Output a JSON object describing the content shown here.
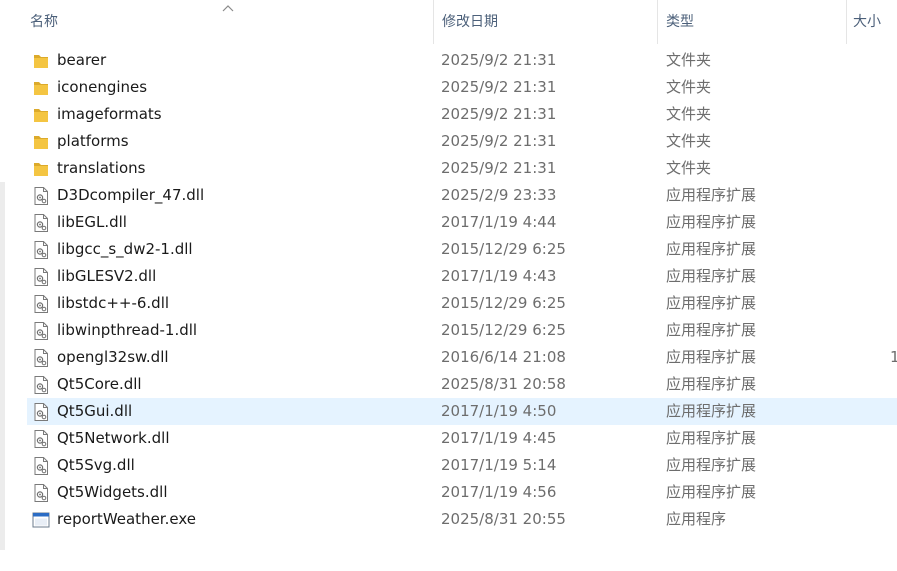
{
  "columns": {
    "name": "名称",
    "date": "修改日期",
    "type": "类型",
    "size": "大小"
  },
  "sort": {
    "column": "name",
    "direction": "ascending"
  },
  "selected_row": "Qt5Gui.dll",
  "colors": {
    "folder": "#f4c542",
    "selection": "#e5f3ff",
    "header_text": "#4c607a",
    "secondary_text": "#6d6d6d"
  },
  "files": [
    {
      "name": "bearer",
      "date": "2025/9/2 21:31",
      "type": "文件夹",
      "size": "",
      "icon": "folder-icon"
    },
    {
      "name": "iconengines",
      "date": "2025/9/2 21:31",
      "type": "文件夹",
      "size": "",
      "icon": "folder-icon"
    },
    {
      "name": "imageformats",
      "date": "2025/9/2 21:31",
      "type": "文件夹",
      "size": "",
      "icon": "folder-icon"
    },
    {
      "name": "platforms",
      "date": "2025/9/2 21:31",
      "type": "文件夹",
      "size": "",
      "icon": "folder-icon"
    },
    {
      "name": "translations",
      "date": "2025/9/2 21:31",
      "type": "文件夹",
      "size": "",
      "icon": "folder-icon"
    },
    {
      "name": "D3Dcompiler_47.dll",
      "date": "2025/2/9 23:33",
      "type": "应用程序扩展",
      "size": "",
      "icon": "dll-file-icon"
    },
    {
      "name": "libEGL.dll",
      "date": "2017/1/19 4:44",
      "type": "应用程序扩展",
      "size": "",
      "icon": "dll-file-icon"
    },
    {
      "name": "libgcc_s_dw2-1.dll",
      "date": "2015/12/29 6:25",
      "type": "应用程序扩展",
      "size": "",
      "icon": "dll-file-icon"
    },
    {
      "name": "libGLESV2.dll",
      "date": "2017/1/19 4:43",
      "type": "应用程序扩展",
      "size": "",
      "icon": "dll-file-icon"
    },
    {
      "name": "libstdc++-6.dll",
      "date": "2015/12/29 6:25",
      "type": "应用程序扩展",
      "size": "",
      "icon": "dll-file-icon"
    },
    {
      "name": "libwinpthread-1.dll",
      "date": "2015/12/29 6:25",
      "type": "应用程序扩展",
      "size": "",
      "icon": "dll-file-icon"
    },
    {
      "name": "opengl32sw.dll",
      "date": "2016/6/14 21:08",
      "type": "应用程序扩展",
      "size": "1",
      "icon": "dll-file-icon"
    },
    {
      "name": "Qt5Core.dll",
      "date": "2025/8/31 20:58",
      "type": "应用程序扩展",
      "size": "",
      "icon": "dll-file-icon"
    },
    {
      "name": "Qt5Gui.dll",
      "date": "2017/1/19 4:50",
      "type": "应用程序扩展",
      "size": "",
      "icon": "dll-file-icon"
    },
    {
      "name": "Qt5Network.dll",
      "date": "2017/1/19 4:45",
      "type": "应用程序扩展",
      "size": "",
      "icon": "dll-file-icon"
    },
    {
      "name": "Qt5Svg.dll",
      "date": "2017/1/19 5:14",
      "type": "应用程序扩展",
      "size": "",
      "icon": "dll-file-icon"
    },
    {
      "name": "Qt5Widgets.dll",
      "date": "2017/1/19 4:56",
      "type": "应用程序扩展",
      "size": "",
      "icon": "dll-file-icon"
    },
    {
      "name": "reportWeather.exe",
      "date": "2025/8/31 20:55",
      "type": "应用程序",
      "size": "",
      "icon": "exe-file-icon"
    }
  ]
}
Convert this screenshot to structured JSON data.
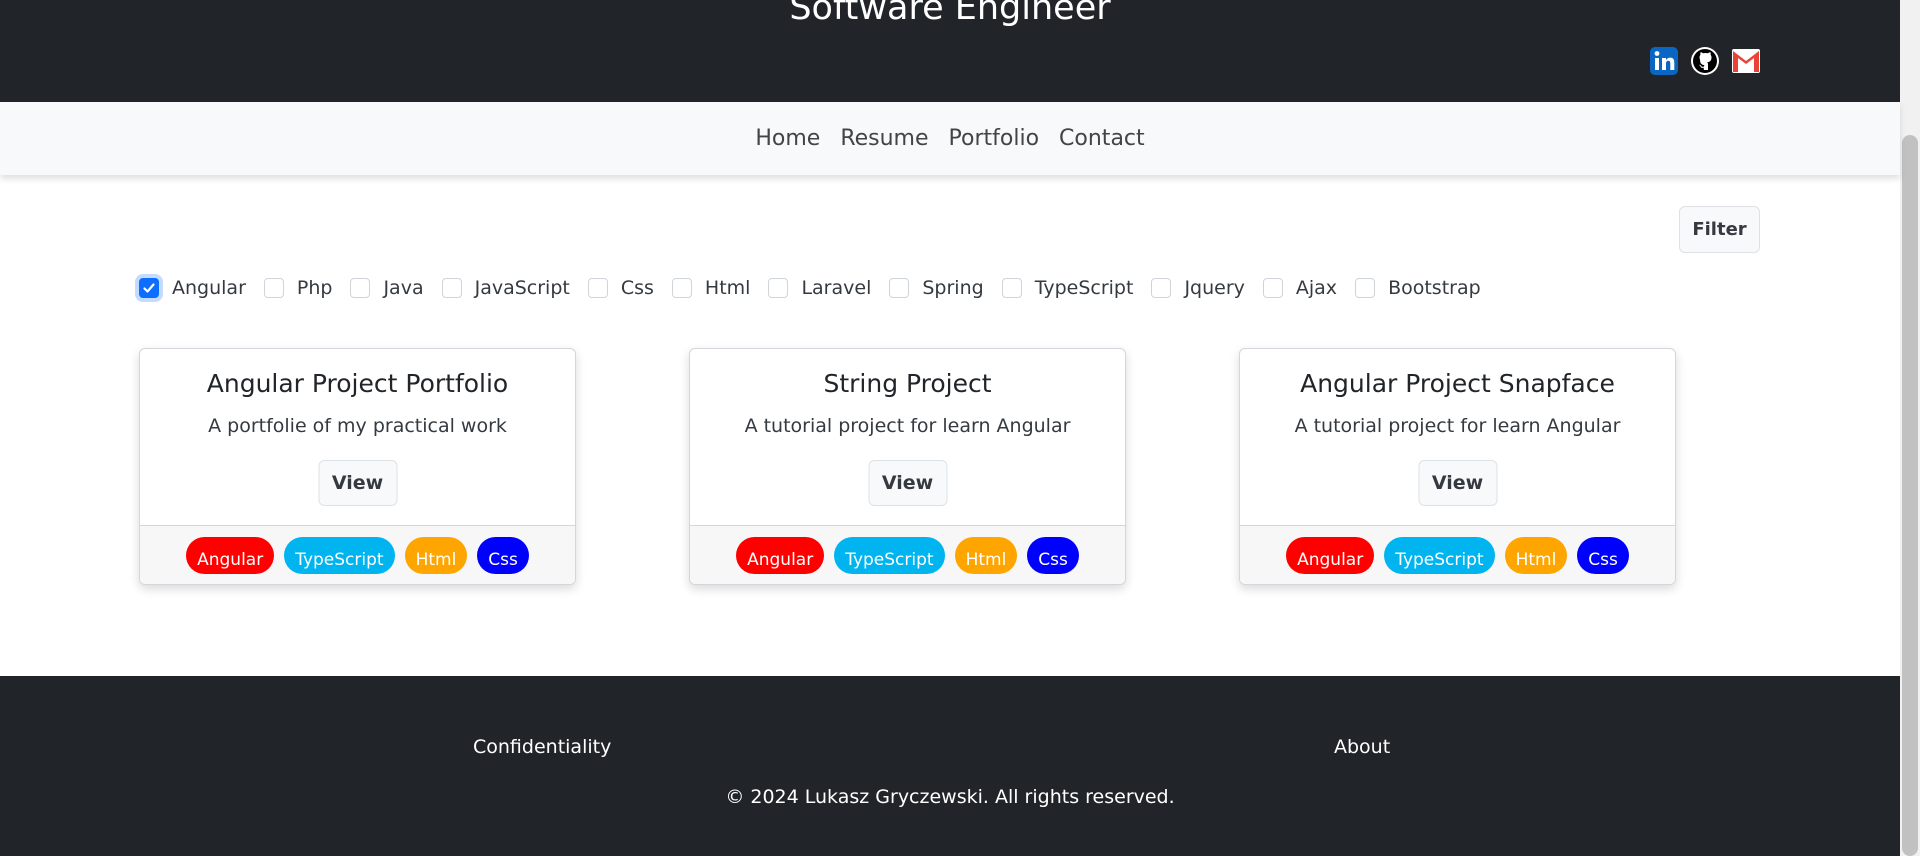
{
  "header": {
    "title": "Software Engineer",
    "socials": [
      {
        "icon": "linkedin-icon",
        "color": "#0a66c2"
      },
      {
        "icon": "github-icon",
        "color": "#ffffff"
      },
      {
        "icon": "gmail-icon",
        "color": "#ea4335"
      }
    ]
  },
  "nav": {
    "items": [
      "Home",
      "Resume",
      "Portfolio",
      "Contact"
    ]
  },
  "filter": {
    "button_label": "Filter",
    "options": [
      {
        "label": "Angular",
        "checked": true
      },
      {
        "label": "Php",
        "checked": false
      },
      {
        "label": "Java",
        "checked": false
      },
      {
        "label": "JavaScript",
        "checked": false
      },
      {
        "label": "Css",
        "checked": false
      },
      {
        "label": "Html",
        "checked": false
      },
      {
        "label": "Laravel",
        "checked": false
      },
      {
        "label": "Spring",
        "checked": false
      },
      {
        "label": "TypeScript",
        "checked": false
      },
      {
        "label": "Jquery",
        "checked": false
      },
      {
        "label": "Ajax",
        "checked": false
      },
      {
        "label": "Bootstrap",
        "checked": false
      }
    ]
  },
  "projects": [
    {
      "title": "Angular Project Portfolio",
      "description": "A portfolie of my practical work",
      "button_label": "View",
      "tags": [
        "Angular",
        "TypeScript",
        "Html",
        "Css"
      ]
    },
    {
      "title": "String Project",
      "description": "A tutorial project for learn Angular",
      "button_label": "View",
      "tags": [
        "Angular",
        "TypeScript",
        "Html",
        "Css"
      ]
    },
    {
      "title": "Angular Project Snapface",
      "description": "A tutorial project for learn Angular",
      "button_label": "View",
      "tags": [
        "Angular",
        "TypeScript",
        "Html",
        "Css"
      ]
    }
  ],
  "tag_colors": {
    "Angular": "#ff0000",
    "TypeScript": "#00b4f0",
    "Html": "#ffa500",
    "Css": "#0000ff"
  },
  "footer": {
    "left_link": "Confidentiality",
    "right_link": "About",
    "copyright": "© 2024 Lukasz Gryczewski. All rights reserved."
  },
  "colors": {
    "dark": "#212529",
    "checkbox_accent": "#0d6efd"
  }
}
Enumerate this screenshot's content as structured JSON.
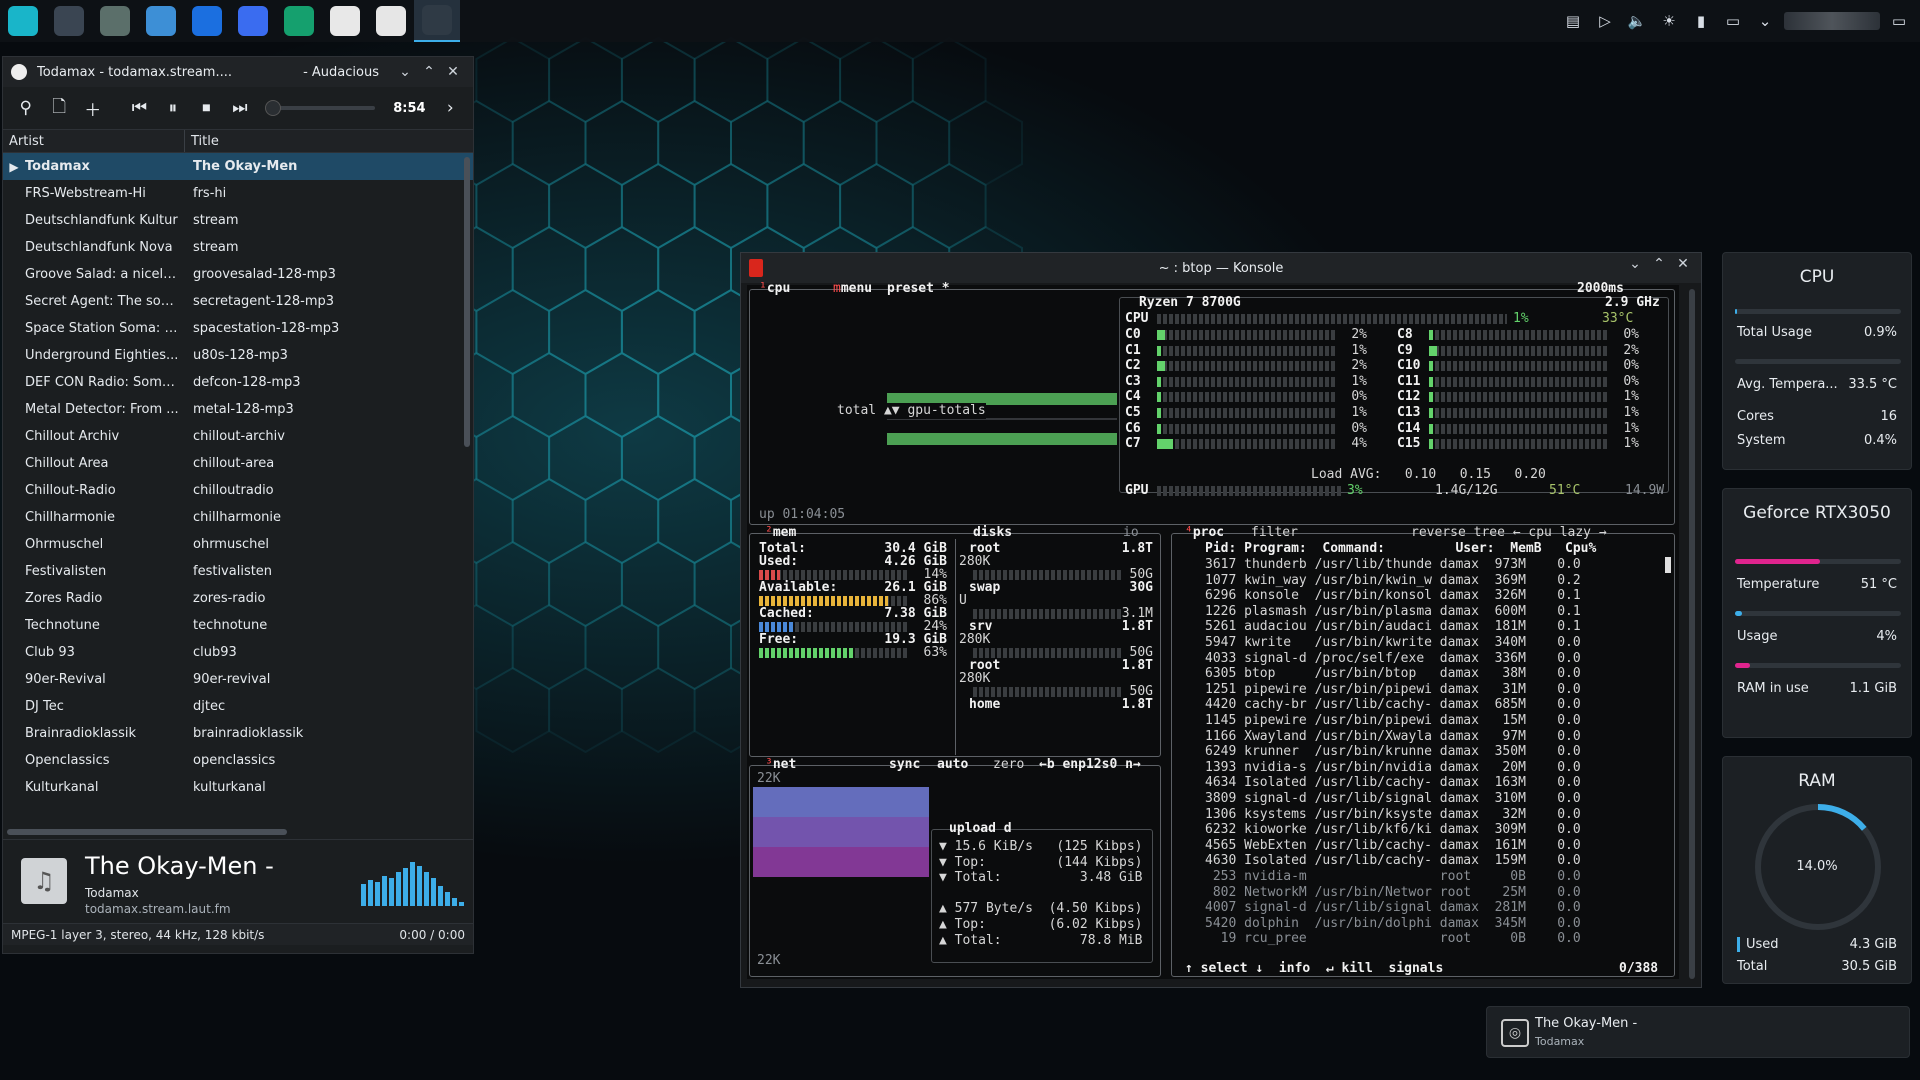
⁂
EXERCISE TASK:
Reproduce the whole listing above word for word, but not its pictures.

ANSWER TO THE TASK:
Output a JSON object describing the content shown here.
{
  "columns": {
    "name": "名称",
    "date": "修改日期",
    "type": "类型",
    "size": "大小"
  },
  "sort": {
    "column": "name",
    "direction": "ascending"
  },
  "selected_row": "Qt5Gui.dll",
  "colors": {
    "folder": "#f4c542",
    "selection": "#e5f3ff",
    "header_text": "#4c607a",
    "secondary_text": "#6d6d6d"
  },
  "files": [
    {
      "name": "bearer",
      "date": "2025/9/2 21:31",
      "type": "文件夹",
      "size": "",
      "icon": "folder-icon"
    },
    {
      "name": "iconengines",
      "date": "2025/9/2 21:31",
      "type": "文件夹",
      "size": "",
      "icon": "folder-icon"
    },
    {
      "name": "imageformats",
      "date": "2025/9/2 21:31",
      "type": "文件夹",
      "size": "",
      "icon": "folder-icon"
    },
    {
      "name": "platforms",
      "date": "2025/9/2 21:31",
      "type": "文件夹",
      "size": "",
      "icon": "folder-icon"
    },
    {
      "name": "translations",
      "date": "2025/9/2 21:31",
      "type": "文件夹",
      "size": "",
      "icon": "folder-icon"
    },
    {
      "name": "D3Dcompiler_47.dll",
      "date": "2025/2/9 23:33",
      "type": "应用程序扩展",
      "size": "",
      "icon": "dll-file-icon"
    },
    {
      "name": "libEGL.dll",
      "date": "2017/1/19 4:44",
      "type": "应用程序扩展",
      "size": "",
      "icon": "dll-file-icon"
    },
    {
      "name": "libgcc_s_dw2-1.dll",
      "date": "2015/12/29 6:25",
      "type": "应用程序扩展",
      "size": "",
      "icon": "dll-file-icon"
    },
    {
      "name": "libGLESV2.dll",
      "date": "2017/1/19 4:43",
      "type": "应用程序扩展",
      "size": "",
      "icon": "dll-file-icon"
    },
    {
      "name": "libstdc++-6.dll",
      "date": "2015/12/29 6:25",
      "type": "应用程序扩展",
      "size": "",
      "icon": "dll-file-icon"
    },
    {
      "name": "libwinpthread-1.dll",
      "date": "2015/12/29 6:25",
      "type": "应用程序扩展",
      "size": "",
      "icon": "dll-file-icon"
    },
    {
      "name": "opengl32sw.dll",
      "date": "2016/6/14 21:08",
      "type": "应用程序扩展",
      "size": "1",
      "icon": "dll-file-icon"
    },
    {
      "name": "Qt5Core.dll",
      "date": "2025/8/31 20:58",
      "type": "应用程序扩展",
      "size": "",
      "icon": "dll-file-icon"
    },
    {
      "name": "Qt5Gui.dll",
      "date": "2017/1/19 4:50",
      "type": "应用程序扩展",
      "size": "",
      "icon": "dll-file-icon"
    },
    {
      "name": "Qt5Network.dll",
      "date": "2017/1/19 4:45",
      "type": "应用程序扩展",
      "size": "",
      "icon": "dll-file-icon"
    },
    {
      "name": "Qt5Svg.dll",
      "date": "2017/1/19 5:14",
      "type": "应用程序扩展",
      "size": "",
      "icon": "dll-file-icon"
    },
    {
      "name": "Qt5Widgets.dll",
      "date": "2017/1/19 4:56",
      "type": "应用程序扩展",
      "size": "",
      "icon": "dll-file-icon"
    },
    {
      "name": "reportWeather.exe",
      "date": "2025/8/31 20:55",
      "type": "应用程序",
      "size": "",
      "icon": "exe-file-icon"
    }
  ]
}
Convert this screenshot to structured JSON data.
{
  "header": {
    "title": "Software Engineer",
    "socials": [
      {
        "icon": "linkedin-icon",
        "color": "#0a66c2"
      },
      {
        "icon": "github-icon",
        "color": "#ffffff"
      },
      {
        "icon": "gmail-icon",
        "color": "#ea4335"
      }
    ]
  },
  "nav": {
    "items": [
      "Home",
      "Resume",
      "Portfolio",
      "Contact"
    ]
  },
  "filter": {
    "button_label": "Filter",
    "options": [
      {
        "label": "Angular",
        "checked": true
      },
      {
        "label": "Php",
        "checked": false
      },
      {
        "label": "Java",
        "checked": false
      },
      {
        "label": "JavaScript",
        "checked": false
      },
      {
        "label": "Css",
        "checked": false
      },
      {
        "label": "Html",
        "checked": false
      },
      {
        "label": "Laravel",
        "checked": false
      },
      {
        "label": "Spring",
        "checked": false
      },
      {
        "label": "TypeScript",
        "checked": false
      },
      {
        "label": "Jquery",
        "checked": false
      },
      {
        "label": "Ajax",
        "checked": false
      },
      {
        "label": "Bootstrap",
        "checked": false
      }
    ]
  },
  "projects": [
    {
      "title": "Angular Project Portfolio",
      "description": "A portfolie of my practical work",
      "button_label": "View",
      "tags": [
        "Angular",
        "TypeScript",
        "Html",
        "Css"
      ]
    },
    {
      "title": "String Project",
      "description": "A tutorial project for learn Angular",
      "button_label": "View",
      "tags": [
        "Angular",
        "TypeScript",
        "Html",
        "Css"
      ]
    },
    {
      "title": "Angular Project Snapface",
      "description": "A tutorial project for learn Angular",
      "button_label": "View",
      "tags": [
        "Angular",
        "TypeScript",
        "Html",
        "Css"
      ]
    }
  ],
  "tag_colors": {
    "Angular": "#ff0000",
    "TypeScript": "#00b4f0",
    "Html": "#ffa500",
    "Css": "#0000ff"
  },
  "footer": {
    "left_link": "Confidentiality",
    "right_link": "About",
    "copyright": "© 2024 Lukasz Gryczewski. All rights reserved."
  },
  "colors": {
    "dark": "#212529",
    "checkbox_accent": "#0d6efd"
  }
}
Enumerate this screenshot's content as structured JSON.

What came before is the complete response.